Exercise brief: Each entry below should be returned exactly as is, with the pictures removed.
--
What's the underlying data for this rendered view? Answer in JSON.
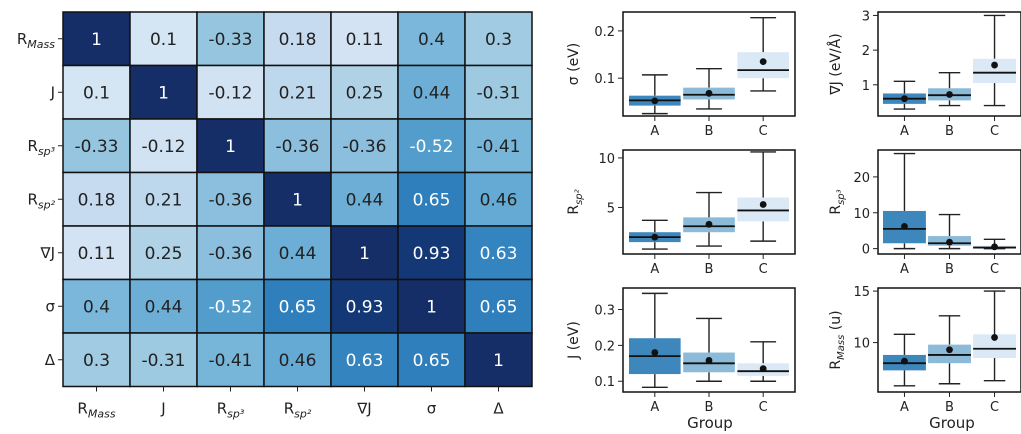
{
  "chart_data": [
    {
      "type": "heatmap",
      "row_labels": [
        "R_Mass",
        "J",
        "R_sp³",
        "R_sp²",
        "∇J",
        "σ",
        "Δ"
      ],
      "col_labels": [
        "R_Mass",
        "J",
        "R_sp³",
        "R_sp²",
        "∇J",
        "σ",
        "Δ"
      ],
      "values": [
        [
          1,
          0.1,
          -0.33,
          0.18,
          0.11,
          0.4,
          0.3
        ],
        [
          0.1,
          1,
          -0.12,
          0.21,
          0.25,
          0.44,
          -0.31
        ],
        [
          -0.33,
          -0.12,
          1,
          -0.36,
          -0.36,
          -0.52,
          -0.41
        ],
        [
          0.18,
          0.21,
          -0.36,
          1,
          0.44,
          0.65,
          0.46
        ],
        [
          0.11,
          0.25,
          -0.36,
          0.44,
          1,
          0.93,
          0.63
        ],
        [
          0.4,
          0.44,
          -0.52,
          0.65,
          0.93,
          1,
          0.65
        ],
        [
          0.3,
          -0.31,
          -0.41,
          0.46,
          0.63,
          0.65,
          1
        ]
      ],
      "colormap": "Blues (absolute value)"
    },
    {
      "type": "box",
      "categories": [
        "A",
        "B",
        "C"
      ],
      "ylabel": "σ (eV)",
      "ylim": [
        0.02,
        0.24
      ],
      "yticks": [
        0.1,
        0.2
      ],
      "boxes": [
        {
          "min": 0.025,
          "q1": 0.042,
          "median": 0.053,
          "q3": 0.063,
          "max": 0.107,
          "mean": 0.052
        },
        {
          "min": 0.035,
          "q1": 0.055,
          "median": 0.065,
          "q3": 0.08,
          "max": 0.12,
          "mean": 0.068
        },
        {
          "min": 0.073,
          "q1": 0.1,
          "median": 0.117,
          "q3": 0.155,
          "max": 0.228,
          "mean": 0.135
        }
      ]
    },
    {
      "type": "box",
      "categories": [
        "A",
        "B",
        "C"
      ],
      "ylabel": "∇J (eV/Å)",
      "ylim": [
        0.1,
        3.1
      ],
      "yticks": [
        1,
        2,
        3
      ],
      "boxes": [
        {
          "min": 0.3,
          "q1": 0.45,
          "median": 0.6,
          "q3": 0.75,
          "max": 1.1,
          "mean": 0.6
        },
        {
          "min": 0.4,
          "q1": 0.55,
          "median": 0.7,
          "q3": 0.9,
          "max": 1.35,
          "mean": 0.72
        },
        {
          "min": 0.4,
          "q1": 1.05,
          "median": 1.35,
          "q3": 1.75,
          "max": 3.0,
          "mean": 1.57
        }
      ]
    },
    {
      "type": "box",
      "categories": [
        "A",
        "B",
        "C"
      ],
      "ylabel": "R_sp²",
      "ylim": [
        0.3,
        10.8
      ],
      "yticks": [
        5,
        10
      ],
      "boxes": [
        {
          "min": 0.8,
          "q1": 1.5,
          "median": 2.0,
          "q3": 2.5,
          "max": 3.7,
          "mean": 2.0
        },
        {
          "min": 1.1,
          "q1": 2.5,
          "median": 3.1,
          "q3": 4.0,
          "max": 6.5,
          "mean": 3.3
        },
        {
          "min": 1.6,
          "q1": 3.6,
          "median": 4.7,
          "q3": 6.0,
          "max": 10.6,
          "mean": 5.3
        }
      ]
    },
    {
      "type": "box",
      "categories": [
        "A",
        "B",
        "C"
      ],
      "ylabel": "R_sp³",
      "ylim": [
        -1.5,
        27.5
      ],
      "yticks": [
        0,
        10,
        20
      ],
      "boxes": [
        {
          "min": 0,
          "q1": 1.5,
          "median": 5.5,
          "q3": 10.5,
          "max": 26.5,
          "mean": 6.2
        },
        {
          "min": 0,
          "q1": 0.8,
          "median": 1.5,
          "q3": 3.5,
          "max": 9.5,
          "mean": 1.8
        },
        {
          "min": 0,
          "q1": 0.05,
          "median": 0.3,
          "q3": 0.8,
          "max": 2.6,
          "mean": 0.5
        }
      ]
    },
    {
      "type": "box",
      "categories": [
        "A",
        "B",
        "C"
      ],
      "ylabel": "J (eV)",
      "ylim": [
        0.07,
        0.36
      ],
      "yticks": [
        0.1,
        0.2,
        0.3
      ],
      "boxes": [
        {
          "min": 0.083,
          "q1": 0.12,
          "median": 0.17,
          "q3": 0.22,
          "max": 0.345,
          "mean": 0.18
        },
        {
          "min": 0.1,
          "q1": 0.125,
          "median": 0.15,
          "q3": 0.18,
          "max": 0.275,
          "mean": 0.158
        },
        {
          "min": 0.1,
          "q1": 0.115,
          "median": 0.128,
          "q3": 0.15,
          "max": 0.21,
          "mean": 0.135
        }
      ]
    },
    {
      "type": "box",
      "categories": [
        "A",
        "B",
        "C"
      ],
      "ylabel": "R_Mass (u)",
      "ylim": [
        5.2,
        15.3
      ],
      "yticks": [
        5,
        10,
        15
      ],
      "xlabel": "Group",
      "boxes": [
        {
          "min": 5.8,
          "q1": 7.3,
          "median": 8.0,
          "q3": 8.8,
          "max": 10.8,
          "mean": 8.2
        },
        {
          "min": 6.0,
          "q1": 8.0,
          "median": 8.8,
          "q3": 9.8,
          "max": 12.6,
          "mean": 9.3
        },
        {
          "min": 6.3,
          "q1": 8.5,
          "median": 9.4,
          "q3": 10.8,
          "max": 15.0,
          "mean": 10.5
        }
      ]
    }
  ],
  "box_group_xlabel": "Group",
  "box_group_xlabel_right": "Group",
  "colors": {
    "box_A": "#3d87bd",
    "box_B": "#8cbbd9",
    "box_C": "#dae9f5",
    "mean_dot": "#111111",
    "cell_text_light": "#ffffff",
    "cell_text_dark": "#222222"
  }
}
--
Task response:
What's the underlying data for this rendered view? Answer in JSON.
{
  "chart_data": [
    {
      "type": "heatmap",
      "row_labels": [
        "R_Mass",
        "J",
        "R_sp³",
        "R_sp²",
        "∇J",
        "σ",
        "Δ"
      ],
      "col_labels": [
        "R_Mass",
        "J",
        "R_sp³",
        "R_sp²",
        "∇J",
        "σ",
        "Δ"
      ],
      "values": [
        [
          1,
          0.1,
          -0.33,
          0.18,
          0.11,
          0.4,
          0.3
        ],
        [
          0.1,
          1,
          -0.12,
          0.21,
          0.25,
          0.44,
          -0.31
        ],
        [
          -0.33,
          -0.12,
          1,
          -0.36,
          -0.36,
          -0.52,
          -0.41
        ],
        [
          0.18,
          0.21,
          -0.36,
          1,
          0.44,
          0.65,
          0.46
        ],
        [
          0.11,
          0.25,
          -0.36,
          0.44,
          1,
          0.93,
          0.63
        ],
        [
          0.4,
          0.44,
          -0.52,
          0.65,
          0.93,
          1,
          0.65
        ],
        [
          0.3,
          -0.31,
          -0.41,
          0.46,
          0.63,
          0.65,
          1
        ]
      ],
      "colormap": "Blues (absolute value)"
    },
    {
      "type": "box",
      "categories": [
        "A",
        "B",
        "C"
      ],
      "ylabel": "σ (eV)",
      "ylim": [
        0.02,
        0.24
      ],
      "yticks": [
        0.1,
        0.2
      ],
      "boxes": [
        {
          "min": 0.025,
          "q1": 0.042,
          "median": 0.053,
          "q3": 0.063,
          "max": 0.107,
          "mean": 0.052
        },
        {
          "min": 0.035,
          "q1": 0.055,
          "median": 0.065,
          "q3": 0.08,
          "max": 0.12,
          "mean": 0.068
        },
        {
          "min": 0.073,
          "q1": 0.1,
          "median": 0.117,
          "q3": 0.155,
          "max": 0.228,
          "mean": 0.135
        }
      ]
    },
    {
      "type": "box",
      "categories": [
        "A",
        "B",
        "C"
      ],
      "ylabel": "∇J (eV/Å)",
      "ylim": [
        0.1,
        3.1
      ],
      "yticks": [
        1,
        2,
        3
      ],
      "boxes": [
        {
          "min": 0.3,
          "q1": 0.45,
          "median": 0.6,
          "q3": 0.75,
          "max": 1.1,
          "mean": 0.6
        },
        {
          "min": 0.4,
          "q1": 0.55,
          "median": 0.7,
          "q3": 0.9,
          "max": 1.35,
          "mean": 0.72
        },
        {
          "min": 0.4,
          "q1": 1.05,
          "median": 1.35,
          "q3": 1.75,
          "max": 3.0,
          "mean": 1.57
        }
      ]
    },
    {
      "type": "box",
      "categories": [
        "A",
        "B",
        "C"
      ],
      "ylabel": "R_sp²",
      "ylim": [
        0.3,
        10.8
      ],
      "yticks": [
        5,
        10
      ],
      "boxes": [
        {
          "min": 0.8,
          "q1": 1.5,
          "median": 2.0,
          "q3": 2.5,
          "max": 3.7,
          "mean": 2.0
        },
        {
          "min": 1.1,
          "q1": 2.5,
          "median": 3.1,
          "q3": 4.0,
          "max": 6.5,
          "mean": 3.3
        },
        {
          "min": 1.6,
          "q1": 3.6,
          "median": 4.7,
          "q3": 6.0,
          "max": 10.6,
          "mean": 5.3
        }
      ]
    },
    {
      "type": "box",
      "categories": [
        "A",
        "B",
        "C"
      ],
      "ylabel": "R_sp³",
      "ylim": [
        -1.5,
        27.5
      ],
      "yticks": [
        0,
        10,
        20
      ],
      "boxes": [
        {
          "min": 0,
          "q1": 1.5,
          "median": 5.5,
          "q3": 10.5,
          "max": 26.5,
          "mean": 6.2
        },
        {
          "min": 0,
          "q1": 0.8,
          "median": 1.5,
          "q3": 3.5,
          "max": 9.5,
          "mean": 1.8
        },
        {
          "min": 0,
          "q1": 0.05,
          "median": 0.3,
          "q3": 0.8,
          "max": 2.6,
          "mean": 0.5
        }
      ]
    },
    {
      "type": "box",
      "categories": [
        "A",
        "B",
        "C"
      ],
      "ylabel": "J (eV)",
      "ylim": [
        0.07,
        0.36
      ],
      "yticks": [
        0.1,
        0.2,
        0.3
      ],
      "boxes": [
        {
          "min": 0.083,
          "q1": 0.12,
          "median": 0.17,
          "q3": 0.22,
          "max": 0.345,
          "mean": 0.18
        },
        {
          "min": 0.1,
          "q1": 0.125,
          "median": 0.15,
          "q3": 0.18,
          "max": 0.275,
          "mean": 0.158
        },
        {
          "min": 0.1,
          "q1": 0.115,
          "median": 0.128,
          "q3": 0.15,
          "max": 0.21,
          "mean": 0.135
        }
      ]
    },
    {
      "type": "box",
      "categories": [
        "A",
        "B",
        "C"
      ],
      "ylabel": "R_Mass (u)",
      "ylim": [
        5.2,
        15.3
      ],
      "yticks": [
        5,
        10,
        15
      ],
      "xlabel": "Group",
      "boxes": [
        {
          "min": 5.8,
          "q1": 7.3,
          "median": 8.0,
          "q3": 8.8,
          "max": 10.8,
          "mean": 8.2
        },
        {
          "min": 6.0,
          "q1": 8.0,
          "median": 8.8,
          "q3": 9.8,
          "max": 12.6,
          "mean": 9.3
        },
        {
          "min": 6.3,
          "q1": 8.5,
          "median": 9.4,
          "q3": 10.8,
          "max": 15.0,
          "mean": 10.5
        }
      ]
    }
  ],
  "box_group_xlabel": "Group",
  "box_group_xlabel_right": "Group",
  "colors": {
    "box_A": "#3d87bd",
    "box_B": "#8cbbd9",
    "box_C": "#dae9f5",
    "mean_dot": "#111111",
    "cell_text_light": "#ffffff",
    "cell_text_dark": "#222222"
  }
}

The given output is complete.